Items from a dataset

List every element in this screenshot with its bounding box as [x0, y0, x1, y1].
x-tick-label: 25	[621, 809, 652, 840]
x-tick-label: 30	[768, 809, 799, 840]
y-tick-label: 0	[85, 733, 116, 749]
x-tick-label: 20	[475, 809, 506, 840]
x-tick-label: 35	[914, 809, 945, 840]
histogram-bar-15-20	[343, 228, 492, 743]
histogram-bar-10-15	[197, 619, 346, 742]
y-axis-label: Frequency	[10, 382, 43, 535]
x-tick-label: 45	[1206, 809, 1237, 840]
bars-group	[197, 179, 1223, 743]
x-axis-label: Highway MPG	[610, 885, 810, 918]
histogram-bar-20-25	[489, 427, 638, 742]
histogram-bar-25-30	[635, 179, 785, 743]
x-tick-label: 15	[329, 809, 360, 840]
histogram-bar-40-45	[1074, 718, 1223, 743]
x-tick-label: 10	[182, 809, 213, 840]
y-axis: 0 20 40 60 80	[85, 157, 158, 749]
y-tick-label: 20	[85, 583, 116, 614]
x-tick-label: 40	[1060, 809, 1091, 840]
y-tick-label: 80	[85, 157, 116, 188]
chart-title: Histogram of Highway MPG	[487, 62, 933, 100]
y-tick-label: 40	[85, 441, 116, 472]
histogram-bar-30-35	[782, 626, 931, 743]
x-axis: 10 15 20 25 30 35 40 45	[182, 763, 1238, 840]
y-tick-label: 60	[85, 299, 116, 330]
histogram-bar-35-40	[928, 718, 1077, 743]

» Exercise brief
Return the lines of the items above exactly as they appear, from the very first line down to the line containing "382, 43, 535]", both included, and nothing beyond that.

» Task output
List every element in this screenshot with its bounding box as [x0, y0, x1, y1].
x-tick-label: 25	[621, 809, 652, 840]
x-tick-label: 30	[768, 809, 799, 840]
y-tick-label: 0	[85, 733, 116, 749]
x-tick-label: 20	[475, 809, 506, 840]
x-tick-label: 35	[914, 809, 945, 840]
histogram-bar-15-20	[343, 228, 492, 743]
histogram-bar-10-15	[197, 619, 346, 742]
y-axis-label: Frequency	[10, 382, 43, 535]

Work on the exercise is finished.